# Extracted information:
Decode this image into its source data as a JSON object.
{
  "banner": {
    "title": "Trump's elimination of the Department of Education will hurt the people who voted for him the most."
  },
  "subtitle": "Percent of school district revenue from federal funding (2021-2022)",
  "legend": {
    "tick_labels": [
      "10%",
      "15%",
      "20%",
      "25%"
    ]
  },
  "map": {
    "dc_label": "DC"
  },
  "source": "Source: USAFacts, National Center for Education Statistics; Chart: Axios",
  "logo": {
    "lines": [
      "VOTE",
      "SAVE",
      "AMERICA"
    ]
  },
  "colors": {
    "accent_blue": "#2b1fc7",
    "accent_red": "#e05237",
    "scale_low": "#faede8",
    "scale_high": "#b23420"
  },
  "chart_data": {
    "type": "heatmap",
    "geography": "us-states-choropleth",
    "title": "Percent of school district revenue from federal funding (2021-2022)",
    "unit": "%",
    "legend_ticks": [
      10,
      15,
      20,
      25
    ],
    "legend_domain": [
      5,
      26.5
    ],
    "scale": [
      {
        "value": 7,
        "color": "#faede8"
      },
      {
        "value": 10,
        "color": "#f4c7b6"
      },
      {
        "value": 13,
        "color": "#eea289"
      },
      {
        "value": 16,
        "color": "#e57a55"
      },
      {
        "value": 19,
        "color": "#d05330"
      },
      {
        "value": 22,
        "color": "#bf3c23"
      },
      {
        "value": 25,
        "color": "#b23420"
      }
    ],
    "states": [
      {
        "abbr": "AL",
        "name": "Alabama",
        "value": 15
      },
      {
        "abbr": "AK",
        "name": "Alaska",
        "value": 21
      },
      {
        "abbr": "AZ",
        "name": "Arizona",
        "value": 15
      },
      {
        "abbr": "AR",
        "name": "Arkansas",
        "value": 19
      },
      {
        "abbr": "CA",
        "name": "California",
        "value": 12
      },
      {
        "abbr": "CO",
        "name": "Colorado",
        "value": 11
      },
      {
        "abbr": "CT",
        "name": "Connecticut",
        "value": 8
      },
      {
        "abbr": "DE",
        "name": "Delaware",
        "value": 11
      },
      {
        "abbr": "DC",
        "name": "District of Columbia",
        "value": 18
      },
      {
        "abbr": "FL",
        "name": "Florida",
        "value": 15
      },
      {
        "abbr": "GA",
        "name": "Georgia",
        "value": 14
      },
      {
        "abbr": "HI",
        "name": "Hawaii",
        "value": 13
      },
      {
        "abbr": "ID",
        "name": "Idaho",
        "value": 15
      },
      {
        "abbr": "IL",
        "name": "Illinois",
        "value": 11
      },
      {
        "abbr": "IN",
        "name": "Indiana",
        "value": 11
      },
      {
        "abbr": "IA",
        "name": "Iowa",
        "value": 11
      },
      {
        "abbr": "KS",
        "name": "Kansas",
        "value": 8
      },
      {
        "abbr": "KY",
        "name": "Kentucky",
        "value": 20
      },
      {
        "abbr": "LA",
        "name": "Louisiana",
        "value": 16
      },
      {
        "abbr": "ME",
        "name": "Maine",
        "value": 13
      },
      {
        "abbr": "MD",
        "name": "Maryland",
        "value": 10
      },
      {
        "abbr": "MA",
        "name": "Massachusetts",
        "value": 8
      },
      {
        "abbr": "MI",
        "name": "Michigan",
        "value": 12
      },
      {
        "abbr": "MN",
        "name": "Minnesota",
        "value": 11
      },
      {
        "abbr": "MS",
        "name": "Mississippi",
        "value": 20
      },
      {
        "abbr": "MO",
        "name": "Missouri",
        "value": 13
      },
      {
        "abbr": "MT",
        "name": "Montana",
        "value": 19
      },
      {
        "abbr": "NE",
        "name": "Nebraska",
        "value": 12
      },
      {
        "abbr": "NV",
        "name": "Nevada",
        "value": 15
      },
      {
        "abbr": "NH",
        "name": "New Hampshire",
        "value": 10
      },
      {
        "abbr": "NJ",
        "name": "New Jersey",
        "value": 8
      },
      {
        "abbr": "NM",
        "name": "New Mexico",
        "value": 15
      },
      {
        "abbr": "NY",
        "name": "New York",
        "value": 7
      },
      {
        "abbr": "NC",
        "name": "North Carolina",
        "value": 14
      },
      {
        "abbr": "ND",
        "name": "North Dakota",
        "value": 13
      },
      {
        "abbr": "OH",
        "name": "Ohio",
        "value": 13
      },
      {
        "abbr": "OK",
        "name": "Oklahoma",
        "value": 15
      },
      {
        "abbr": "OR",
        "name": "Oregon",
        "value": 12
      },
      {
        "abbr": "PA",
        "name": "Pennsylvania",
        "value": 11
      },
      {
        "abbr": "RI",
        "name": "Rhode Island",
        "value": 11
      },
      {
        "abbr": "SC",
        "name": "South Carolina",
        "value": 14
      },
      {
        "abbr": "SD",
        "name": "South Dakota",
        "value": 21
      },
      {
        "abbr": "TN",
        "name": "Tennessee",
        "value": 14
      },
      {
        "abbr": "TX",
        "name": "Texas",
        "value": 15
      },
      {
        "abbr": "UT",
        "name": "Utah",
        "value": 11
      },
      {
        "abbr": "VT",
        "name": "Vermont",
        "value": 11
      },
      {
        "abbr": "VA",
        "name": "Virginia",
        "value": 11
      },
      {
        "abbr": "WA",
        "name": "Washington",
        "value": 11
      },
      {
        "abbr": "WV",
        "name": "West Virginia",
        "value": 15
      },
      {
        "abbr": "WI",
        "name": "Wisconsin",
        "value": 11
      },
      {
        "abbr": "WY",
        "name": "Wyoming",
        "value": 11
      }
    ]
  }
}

# Requirements:
Extract, word for word, each line of the listing above.

# Exercise answer:
Decode this image into its source data as a JSON object.
{
  "banner": {
    "title": "Trump's elimination of the Department of Education will hurt the people who voted for him the most."
  },
  "subtitle": "Percent of school district revenue from federal funding (2021-2022)",
  "legend": {
    "tick_labels": [
      "10%",
      "15%",
      "20%",
      "25%"
    ]
  },
  "map": {
    "dc_label": "DC"
  },
  "source": "Source: USAFacts, National Center for Education Statistics; Chart: Axios",
  "logo": {
    "lines": [
      "VOTE",
      "SAVE",
      "AMERICA"
    ]
  },
  "colors": {
    "accent_blue": "#2b1fc7",
    "accent_red": "#e05237",
    "scale_low": "#faede8",
    "scale_high": "#b23420"
  },
  "chart_data": {
    "type": "heatmap",
    "geography": "us-states-choropleth",
    "title": "Percent of school district revenue from federal funding (2021-2022)",
    "unit": "%",
    "legend_ticks": [
      10,
      15,
      20,
      25
    ],
    "legend_domain": [
      5,
      26.5
    ],
    "scale": [
      {
        "value": 7,
        "color": "#faede8"
      },
      {
        "value": 10,
        "color": "#f4c7b6"
      },
      {
        "value": 13,
        "color": "#eea289"
      },
      {
        "value": 16,
        "color": "#e57a55"
      },
      {
        "value": 19,
        "color": "#d05330"
      },
      {
        "value": 22,
        "color": "#bf3c23"
      },
      {
        "value": 25,
        "color": "#b23420"
      }
    ],
    "states": [
      {
        "abbr": "AL",
        "name": "Alabama",
        "value": 15
      },
      {
        "abbr": "AK",
        "name": "Alaska",
        "value": 21
      },
      {
        "abbr": "AZ",
        "name": "Arizona",
        "value": 15
      },
      {
        "abbr": "AR",
        "name": "Arkansas",
        "value": 19
      },
      {
        "abbr": "CA",
        "name": "California",
        "value": 12
      },
      {
        "abbr": "CO",
        "name": "Colorado",
        "value": 11
      },
      {
        "abbr": "CT",
        "name": "Connecticut",
        "value": 8
      },
      {
        "abbr": "DE",
        "name": "Delaware",
        "value": 11
      },
      {
        "abbr": "DC",
        "name": "District of Columbia",
        "value": 18
      },
      {
        "abbr": "FL",
        "name": "Florida",
        "value": 15
      },
      {
        "abbr": "GA",
        "name": "Georgia",
        "value": 14
      },
      {
        "abbr": "HI",
        "name": "Hawaii",
        "value": 13
      },
      {
        "abbr": "ID",
        "name": "Idaho",
        "value": 15
      },
      {
        "abbr": "IL",
        "name": "Illinois",
        "value": 11
      },
      {
        "abbr": "IN",
        "name": "Indiana",
        "value": 11
      },
      {
        "abbr": "IA",
        "name": "Iowa",
        "value": 11
      },
      {
        "abbr": "KS",
        "name": "Kansas",
        "value": 8
      },
      {
        "abbr": "KY",
        "name": "Kentucky",
        "value": 20
      },
      {
        "abbr": "LA",
        "name": "Louisiana",
        "value": 16
      },
      {
        "abbr": "ME",
        "name": "Maine",
        "value": 13
      },
      {
        "abbr": "MD",
        "name": "Maryland",
        "value": 10
      },
      {
        "abbr": "MA",
        "name": "Massachusetts",
        "value": 8
      },
      {
        "abbr": "MI",
        "name": "Michigan",
        "value": 12
      },
      {
        "abbr": "MN",
        "name": "Minnesota",
        "value": 11
      },
      {
        "abbr": "MS",
        "name": "Mississippi",
        "value": 20
      },
      {
        "abbr": "MO",
        "name": "Missouri",
        "value": 13
      },
      {
        "abbr": "MT",
        "name": "Montana",
        "value": 19
      },
      {
        "abbr": "NE",
        "name": "Nebraska",
        "value": 12
      },
      {
        "abbr": "NV",
        "name": "Nevada",
        "value": 15
      },
      {
        "abbr": "NH",
        "name": "New Hampshire",
        "value": 10
      },
      {
        "abbr": "NJ",
        "name": "New Jersey",
        "value": 8
      },
      {
        "abbr": "NM",
        "name": "New Mexico",
        "value": 15
      },
      {
        "abbr": "NY",
        "name": "New York",
        "value": 7
      },
      {
        "abbr": "NC",
        "name": "North Carolina",
        "value": 14
      },
      {
        "abbr": "ND",
        "name": "North Dakota",
        "value": 13
      },
      {
        "abbr": "OH",
        "name": "Ohio",
        "value": 13
      },
      {
        "abbr": "OK",
        "name": "Oklahoma",
        "value": 15
      },
      {
        "abbr": "OR",
        "name": "Oregon",
        "value": 12
      },
      {
        "abbr": "PA",
        "name": "Pennsylvania",
        "value": 11
      },
      {
        "abbr": "RI",
        "name": "Rhode Island",
        "value": 11
      },
      {
        "abbr": "SC",
        "name": "South Carolina",
        "value": 14
      },
      {
        "abbr": "SD",
        "name": "South Dakota",
        "value": 21
      },
      {
        "abbr": "TN",
        "name": "Tennessee",
        "value": 14
      },
      {
        "abbr": "TX",
        "name": "Texas",
        "value": 15
      },
      {
        "abbr": "UT",
        "name": "Utah",
        "value": 11
      },
      {
        "abbr": "VT",
        "name": "Vermont",
        "value": 11
      },
      {
        "abbr": "VA",
        "name": "Virginia",
        "value": 11
      },
      {
        "abbr": "WA",
        "name": "Washington",
        "value": 11
      },
      {
        "abbr": "WV",
        "name": "West Virginia",
        "value": 15
      },
      {
        "abbr": "WI",
        "name": "Wisconsin",
        "value": 11
      },
      {
        "abbr": "WY",
        "name": "Wyoming",
        "value": 11
      }
    ]
  }
}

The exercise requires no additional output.